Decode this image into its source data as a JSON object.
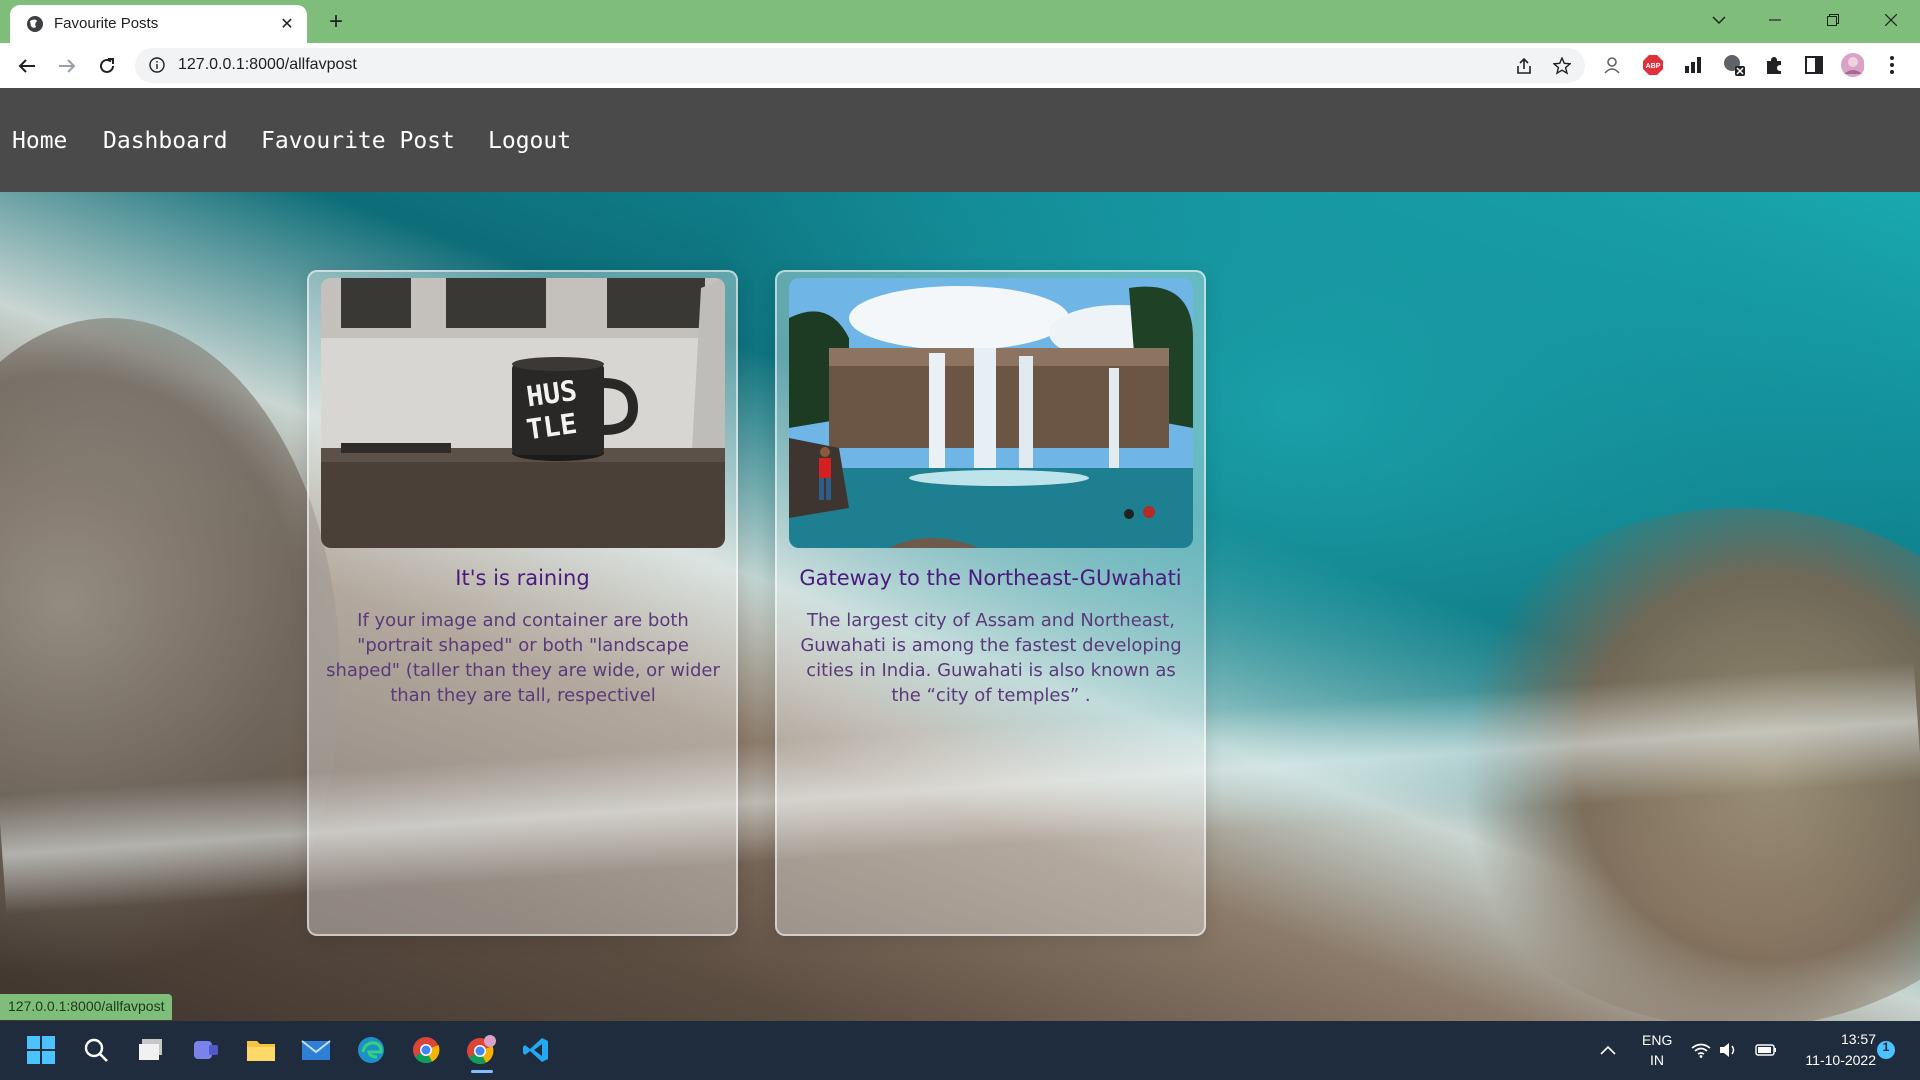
{
  "browser": {
    "tab_title": "Favourite Posts",
    "url": "127.0.0.1:8000/allfavpost",
    "status_bar_url": "127.0.0.1:8000/allfavpost",
    "accent_color": "#7fbd7a",
    "extensions": [
      "profile-icon",
      "adblock-icon",
      "chart-icon",
      "translate-icon",
      "puzzle-icon",
      "sidepanel-icon",
      "avatar-icon"
    ]
  },
  "navbar": {
    "items": [
      {
        "label": "Home"
      },
      {
        "label": "Dashboard"
      },
      {
        "label": "Favourite Post"
      },
      {
        "label": "Logout"
      }
    ],
    "background": "#4a4a4a"
  },
  "cards": [
    {
      "image": "mug-photo",
      "mug_text": "HUSTLE",
      "title": "It's is raining",
      "text": "If your image and container are both \"portrait shaped\" or both \"landscape shaped\" (taller than they are wide, or wider than they are tall, respectivel"
    },
    {
      "image": "waterfall-photo",
      "title": "Gateway to the Northeast-GUwahati",
      "text": "The largest city of Assam and Northeast, Guwahati is among the fastest developing cities in India. Guwahati is also known as the “city of temples” ."
    }
  ],
  "taskbar": {
    "apps": [
      "windows-start-icon",
      "search-icon",
      "task-view-icon",
      "teams-chat-icon",
      "file-explorer-icon",
      "mail-icon",
      "edge-icon",
      "chrome-icon",
      "chrome-profile-icon",
      "vscode-icon"
    ],
    "language": "ENG",
    "region": "IN",
    "time": "13:57",
    "date": "11-10-2022",
    "notification_count": "1"
  }
}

· · · ·

- _GIVEN TASK_
Extract every line from the records above that contains the word "Favourite".

- _OUTPUT OF THE EXERCISE_
    "tab_title": "Favourite Posts",
        "label": "Favourite Post"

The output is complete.